[Exercise aim]:
Extract the whole listing as it stands. Do not include the pictures.

################

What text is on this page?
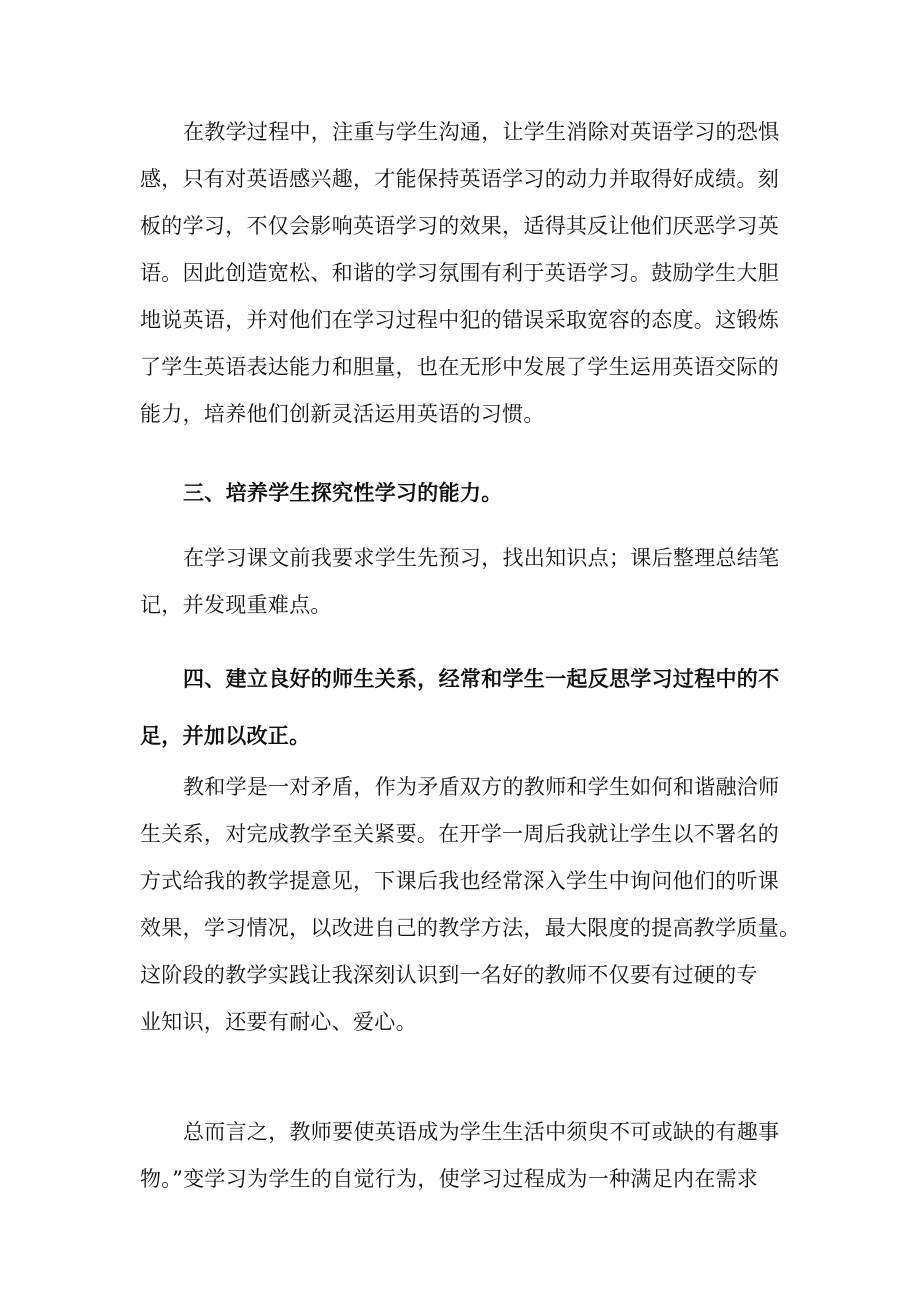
在教学过程中，注重与学生沟通，让学生消除对英语学习的恐惧
感，只有对英语感兴趣，才能保持英语学习的动力并取得好成绩。刻
板的学习，不仅会影响英语学习的效果，适得其反让他们厌恶学习英
语。因此创造宽松、和谐的学习氛围有利于英语学习。鼓励学生大胆
地说英语，并对他们在学习过程中犯的错误采取宽容的态度。这锻炼
了学生英语表达能力和胆量，也在无形中发展了学生运用英语交际的
能力，培养他们创新灵活运用英语的习惯。
三、培养学生探究性学习的能力。
在学习课文前我要求学生先预习，找出知识点；课后整理总结笔
记，并发现重难点。
四、建立良好的师生关系，经常和学生一起反思学习过程中的不
足，并加以改正。
教和学是一对矛盾，作为矛盾双方的教师和学生如何和谐融洽师
生关系，对完成教学至关紧要。在开学一周后我就让学生以不署名的
方式给我的教学提意见，下课后我也经常深入学生中询问他们的听课
效果，学习情况，以改进自己的教学方法，最大限度的提高教学质量。
这阶段的教学实践让我深刻认识到一名好的教师不仅要有过硬的专
业知识，还要有耐心、爱心。
总而言之，教师要使英语成为学生生活中须臾不可或缺的有趣事
物。”变学习为学生的自觉行为，使学习过程成为一种满足内在需求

################

[The reply]:
What text is on this page?
在教学过程中，注重与学生沟通，让学生消除对英语学习的恐惧
感，只有对英语感兴趣，才能保持英语学习的动力并取得好成绩。刻
板的学习，不仅会影响英语学习的效果，适得其反让他们厌恶学习英
语。因此创造宽松、和谐的学习氛围有利于英语学习。鼓励学生大胆
地说英语，并对他们在学习过程中犯的错误采取宽容的态度。这锻炼
了学生英语表达能力和胆量，也在无形中发展了学生运用英语交际的
能力，培养他们创新灵活运用英语的习惯。
三、培养学生探究性学习的能力。
在学习课文前我要求学生先预习，找出知识点；课后整理总结笔
记，并发现重难点。
四、建立良好的师生关系，经常和学生一起反思学习过程中的不
足，并加以改正。
教和学是一对矛盾，作为矛盾双方的教师和学生如何和谐融洽师
生关系，对完成教学至关紧要。在开学一周后我就让学生以不署名的
方式给我的教学提意见，下课后我也经常深入学生中询问他们的听课
效果，学习情况，以改进自己的教学方法，最大限度的提高教学质量。
这阶段的教学实践让我深刻认识到一名好的教师不仅要有过硬的专
业知识，还要有耐心、爱心。
总而言之，教师要使英语成为学生生活中须臾不可或缺的有趣事
物。”变学习为学生的自觉行为，使学习过程成为一种满足内在需求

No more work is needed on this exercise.